Goal:
Leave out the pictures and copy everything else in the entries exactly.

Records:
============================================================
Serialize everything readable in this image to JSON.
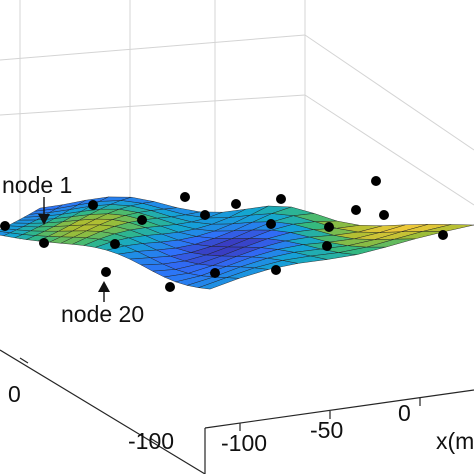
{
  "chart_data": {
    "type": "surface",
    "title": "",
    "xlabel": "x(m)",
    "ylabel": "",
    "zlabel": "",
    "grid": true,
    "x_ticks": [
      "-100",
      "-50",
      "0"
    ],
    "y_ticks": [
      "-100",
      "0"
    ],
    "colormap": [
      "#3e26a8",
      "#2f70fa",
      "#13a5d3",
      "#35b97e",
      "#a4bd32",
      "#f2c939"
    ],
    "surface_color_levels": [
      [
        0.28,
        0.34,
        0.42,
        0.5,
        0.56,
        0.62,
        0.66,
        0.64,
        0.58,
        0.52,
        0.44,
        0.36,
        0.3,
        0.26,
        0.24,
        0.24,
        0.25,
        0.27,
        0.3,
        0.33
      ],
      [
        0.3,
        0.38,
        0.48,
        0.58,
        0.66,
        0.72,
        0.74,
        0.7,
        0.62,
        0.52,
        0.42,
        0.32,
        0.26,
        0.22,
        0.2,
        0.21,
        0.23,
        0.26,
        0.3,
        0.34
      ],
      [
        0.32,
        0.42,
        0.54,
        0.66,
        0.76,
        0.82,
        0.82,
        0.76,
        0.64,
        0.5,
        0.38,
        0.28,
        0.2,
        0.16,
        0.15,
        0.17,
        0.22,
        0.28,
        0.33,
        0.37
      ],
      [
        0.32,
        0.42,
        0.56,
        0.7,
        0.8,
        0.86,
        0.84,
        0.76,
        0.62,
        0.46,
        0.32,
        0.2,
        0.12,
        0.08,
        0.08,
        0.12,
        0.2,
        0.3,
        0.38,
        0.42
      ],
      [
        0.3,
        0.4,
        0.54,
        0.68,
        0.78,
        0.82,
        0.8,
        0.7,
        0.56,
        0.4,
        0.26,
        0.14,
        0.06,
        0.04,
        0.06,
        0.14,
        0.26,
        0.38,
        0.46,
        0.48
      ],
      [
        0.28,
        0.36,
        0.48,
        0.6,
        0.68,
        0.72,
        0.7,
        0.62,
        0.5,
        0.36,
        0.24,
        0.14,
        0.08,
        0.08,
        0.14,
        0.26,
        0.4,
        0.52,
        0.56,
        0.54
      ],
      [
        0.26,
        0.32,
        0.4,
        0.48,
        0.54,
        0.58,
        0.58,
        0.52,
        0.44,
        0.34,
        0.26,
        0.2,
        0.18,
        0.22,
        0.32,
        0.46,
        0.6,
        0.68,
        0.66,
        0.6
      ],
      [
        0.24,
        0.28,
        0.32,
        0.36,
        0.4,
        0.44,
        0.44,
        0.42,
        0.38,
        0.34,
        0.32,
        0.32,
        0.36,
        0.44,
        0.56,
        0.7,
        0.82,
        0.86,
        0.8,
        0.68
      ],
      [
        0.22,
        0.24,
        0.26,
        0.28,
        0.3,
        0.32,
        0.34,
        0.34,
        0.34,
        0.36,
        0.4,
        0.46,
        0.54,
        0.64,
        0.76,
        0.88,
        0.96,
        0.98,
        0.9,
        0.76
      ],
      [
        0.2,
        0.22,
        0.22,
        0.22,
        0.24,
        0.26,
        0.28,
        0.3,
        0.34,
        0.4,
        0.46,
        0.54,
        0.64,
        0.74,
        0.86,
        0.94,
        1.0,
        1.0,
        0.94,
        0.8
      ]
    ],
    "annotations": [
      {
        "text": "node 1"
      },
      {
        "text": "node 20"
      }
    ]
  }
}
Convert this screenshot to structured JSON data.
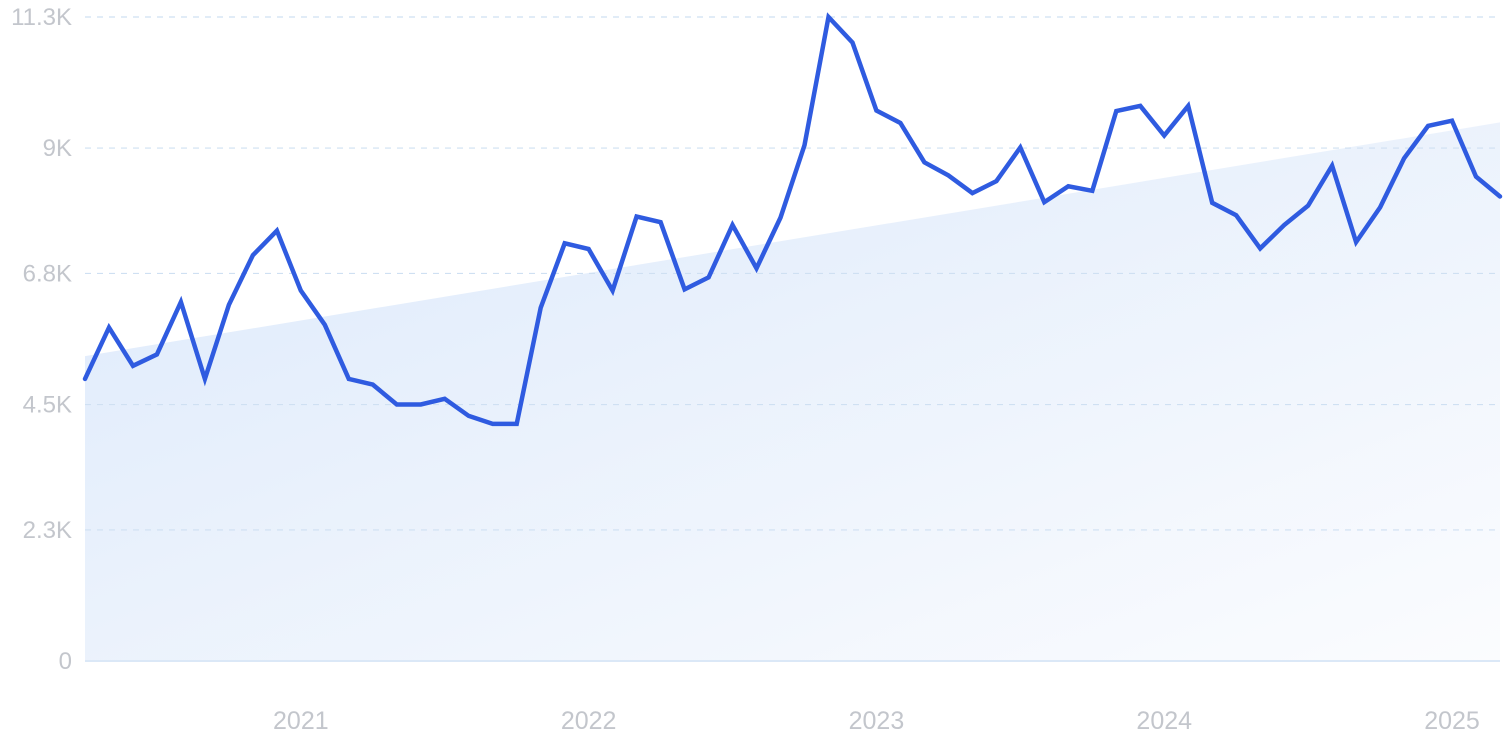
{
  "colors": {
    "line": "#2f5be0",
    "area_start": "#dce9fb",
    "area_end": "#fbfcfe",
    "grid": "#cfe0f2",
    "baseline": "#dbe8f7",
    "tick_text": "#c3c6cc"
  },
  "chart_data": {
    "type": "line",
    "title": "",
    "xlabel": "",
    "ylabel": "",
    "grid": true,
    "ylim": [
      0,
      11300
    ],
    "xlim": [
      "2020-04",
      "2025-03"
    ],
    "y_ticks": [
      {
        "value": 0,
        "label": "0"
      },
      {
        "value": 2300,
        "label": "2.3K"
      },
      {
        "value": 4500,
        "label": "4.5K"
      },
      {
        "value": 6800,
        "label": "6.8K"
      },
      {
        "value": 9000,
        "label": "9K"
      },
      {
        "value": 11300,
        "label": "11.3K"
      }
    ],
    "x_ticks": [
      {
        "value": "2021-01",
        "label": "2021"
      },
      {
        "value": "2022-01",
        "label": "2022"
      },
      {
        "value": "2023-01",
        "label": "2023"
      },
      {
        "value": "2024-01",
        "label": "2024"
      },
      {
        "value": "2025-01",
        "label": "2025"
      }
    ],
    "trend": {
      "x": [
        "2020-04",
        "2025-03"
      ],
      "y": [
        5350,
        9450
      ]
    },
    "series": [
      {
        "x": [
          "2020-04",
          "2020-05",
          "2020-06",
          "2020-07",
          "2020-08",
          "2020-09",
          "2020-10",
          "2020-11",
          "2020-12",
          "2021-01",
          "2021-02",
          "2021-03",
          "2021-04",
          "2021-05",
          "2021-06",
          "2021-07",
          "2021-08",
          "2021-09",
          "2021-10",
          "2021-11",
          "2021-12",
          "2022-01",
          "2022-02",
          "2022-03",
          "2022-04",
          "2022-05",
          "2022-06",
          "2022-07",
          "2022-08",
          "2022-09",
          "2022-10",
          "2022-11",
          "2022-12",
          "2023-01",
          "2023-02",
          "2023-03",
          "2023-04",
          "2023-05",
          "2023-06",
          "2023-07",
          "2023-08",
          "2023-09",
          "2023-10",
          "2023-11",
          "2023-12",
          "2024-01",
          "2024-02",
          "2024-03",
          "2024-04",
          "2024-05",
          "2024-06",
          "2024-07",
          "2024-08",
          "2024-09",
          "2024-10",
          "2024-11",
          "2024-12",
          "2025-01",
          "2025-02",
          "2025-03"
        ],
        "values": [
          4950,
          5850,
          5180,
          5380,
          6300,
          4950,
          6250,
          7120,
          7550,
          6500,
          5900,
          4950,
          4850,
          4500,
          4500,
          4600,
          4300,
          4160,
          4160,
          6200,
          7330,
          7230,
          6500,
          7800,
          7700,
          6520,
          6730,
          7650,
          6890,
          7780,
          9050,
          11300,
          10850,
          9660,
          9440,
          8750,
          8520,
          8210,
          8420,
          9010,
          8050,
          8330,
          8250,
          9650,
          9740,
          9220,
          9740,
          8040,
          7820,
          7240,
          7650,
          7990,
          8690,
          7350,
          7960,
          8820,
          9390,
          9480,
          8500,
          8150
        ]
      }
    ]
  }
}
============================================================
Result for this task:
Serialize everything readable in this image to JSON.
{
  "chart_data": {
    "type": "surface",
    "title": "",
    "xlabel": "x(m)",
    "ylabel": "",
    "zlabel": "",
    "grid": true,
    "x_ticks": [
      "-100",
      "-50",
      "0"
    ],
    "y_ticks": [
      "-100",
      "0"
    ],
    "colormap": [
      "#3e26a8",
      "#2f70fa",
      "#13a5d3",
      "#35b97e",
      "#a4bd32",
      "#f2c939"
    ],
    "surface_color_levels": [
      [
        0.28,
        0.34,
        0.42,
        0.5,
        0.56,
        0.62,
        0.66,
        0.64,
        0.58,
        0.52,
        0.44,
        0.36,
        0.3,
        0.26,
        0.24,
        0.24,
        0.25,
        0.27,
        0.3,
        0.33
      ],
      [
        0.3,
        0.38,
        0.48,
        0.58,
        0.66,
        0.72,
        0.74,
        0.7,
        0.62,
        0.52,
        0.42,
        0.32,
        0.26,
        0.22,
        0.2,
        0.21,
        0.23,
        0.26,
        0.3,
        0.34
      ],
      [
        0.32,
        0.42,
        0.54,
        0.66,
        0.76,
        0.82,
        0.82,
        0.76,
        0.64,
        0.5,
        0.38,
        0.28,
        0.2,
        0.16,
        0.15,
        0.17,
        0.22,
        0.28,
        0.33,
        0.37
      ],
      [
        0.32,
        0.42,
        0.56,
        0.7,
        0.8,
        0.86,
        0.84,
        0.76,
        0.62,
        0.46,
        0.32,
        0.2,
        0.12,
        0.08,
        0.08,
        0.12,
        0.2,
        0.3,
        0.38,
        0.42
      ],
      [
        0.3,
        0.4,
        0.54,
        0.68,
        0.78,
        0.82,
        0.8,
        0.7,
        0.56,
        0.4,
        0.26,
        0.14,
        0.06,
        0.04,
        0.06,
        0.14,
        0.26,
        0.38,
        0.46,
        0.48
      ],
      [
        0.28,
        0.36,
        0.48,
        0.6,
        0.68,
        0.72,
        0.7,
        0.62,
        0.5,
        0.36,
        0.24,
        0.14,
        0.08,
        0.08,
        0.14,
        0.26,
        0.4,
        0.52,
        0.56,
        0.54
      ],
      [
        0.26,
        0.32,
        0.4,
        0.48,
        0.54,
        0.58,
        0.58,
        0.52,
        0.44,
        0.34,
        0.26,
        0.2,
        0.18,
        0.22,
        0.32,
        0.46,
        0.6,
        0.68,
        0.66,
        0.6
      ],
      [
        0.24,
        0.28,
        0.32,
        0.36,
        0.4,
        0.44,
        0.44,
        0.42,
        0.38,
        0.34,
        0.32,
        0.32,
        0.36,
        0.44,
        0.56,
        0.7,
        0.82,
        0.86,
        0.8,
        0.68
      ],
      [
        0.22,
        0.24,
        0.26,
        0.28,
        0.3,
        0.32,
        0.34,
        0.34,
        0.34,
        0.36,
        0.4,
        0.46,
        0.54,
        0.64,
        0.76,
        0.88,
        0.96,
        0.98,
        0.9,
        0.76
      ],
      [
        0.2,
        0.22,
        0.22,
        0.22,
        0.24,
        0.26,
        0.28,
        0.3,
        0.34,
        0.4,
        0.46,
        0.54,
        0.64,
        0.74,
        0.86,
        0.94,
        1.0,
        1.0,
        0.94,
        0.8
      ]
    ],
    "annotations": [
      {
        "text": "node 1"
      },
      {
        "text": "node 20"
      }
    ]
  }
}
Convert this screenshot to structured JSON data.
{
  "colors": {
    "line": "#2f5be0",
    "area_start": "#dce9fb",
    "area_end": "#fbfcfe",
    "grid": "#cfe0f2",
    "baseline": "#dbe8f7",
    "tick_text": "#c3c6cc"
  },
  "chart_data": {
    "type": "line",
    "title": "",
    "xlabel": "",
    "ylabel": "",
    "grid": true,
    "ylim": [
      0,
      11300
    ],
    "xlim": [
      "2020-04",
      "2025-03"
    ],
    "y_ticks": [
      {
        "value": 0,
        "label": "0"
      },
      {
        "value": 2300,
        "label": "2.3K"
      },
      {
        "value": 4500,
        "label": "4.5K"
      },
      {
        "value": 6800,
        "label": "6.8K"
      },
      {
        "value": 9000,
        "label": "9K"
      },
      {
        "value": 11300,
        "label": "11.3K"
      }
    ],
    "x_ticks": [
      {
        "value": "2021-01",
        "label": "2021"
      },
      {
        "value": "2022-01",
        "label": "2022"
      },
      {
        "value": "2023-01",
        "label": "2023"
      },
      {
        "value": "2024-01",
        "label": "2024"
      },
      {
        "value": "2025-01",
        "label": "2025"
      }
    ],
    "trend": {
      "x": [
        "2020-04",
        "2025-03"
      ],
      "y": [
        5350,
        9450
      ]
    },
    "series": [
      {
        "x": [
          "2020-04",
          "2020-05",
          "2020-06",
          "2020-07",
          "2020-08",
          "2020-09",
          "2020-10",
          "2020-11",
          "2020-12",
          "2021-01",
          "2021-02",
          "2021-03",
          "2021-04",
          "2021-05",
          "2021-06",
          "2021-07",
          "2021-08",
          "2021-09",
          "2021-10",
          "2021-11",
          "2021-12",
          "2022-01",
          "2022-02",
          "2022-03",
          "2022-04",
          "2022-05",
          "2022-06",
          "2022-07",
          "2022-08",
          "2022-09",
          "2022-10",
          "2022-11",
          "2022-12",
          "2023-01",
          "2023-02",
          "2023-03",
          "2023-04",
          "2023-05",
          "2023-06",
          "2023-07",
          "2023-08",
          "2023-09",
          "2023-10",
          "2023-11",
          "2023-12",
          "2024-01",
          "2024-02",
          "2024-03",
          "2024-04",
          "2024-05",
          "2024-06",
          "2024-07",
          "2024-08",
          "2024-09",
          "2024-10",
          "2024-11",
          "2024-12",
          "2025-01",
          "2025-02",
          "2025-03"
        ],
        "values": [
          4950,
          5850,
          5180,
          5380,
          6300,
          4950,
          6250,
          7120,
          7550,
          6500,
          5900,
          4950,
          4850,
          4500,
          4500,
          4600,
          4300,
          4160,
          4160,
          6200,
          7330,
          7230,
          6500,
          7800,
          7700,
          6520,
          6730,
          7650,
          6890,
          7780,
          9050,
          11300,
          10850,
          9660,
          9440,
          8750,
          8520,
          8210,
          8420,
          9010,
          8050,
          8330,
          8250,
          9650,
          9740,
          9220,
          9740,
          8040,
          7820,
          7240,
          7650,
          7990,
          8690,
          7350,
          7960,
          8820,
          9390,
          9480,
          8500,
          8150
        ]
      }
    ]
  }
}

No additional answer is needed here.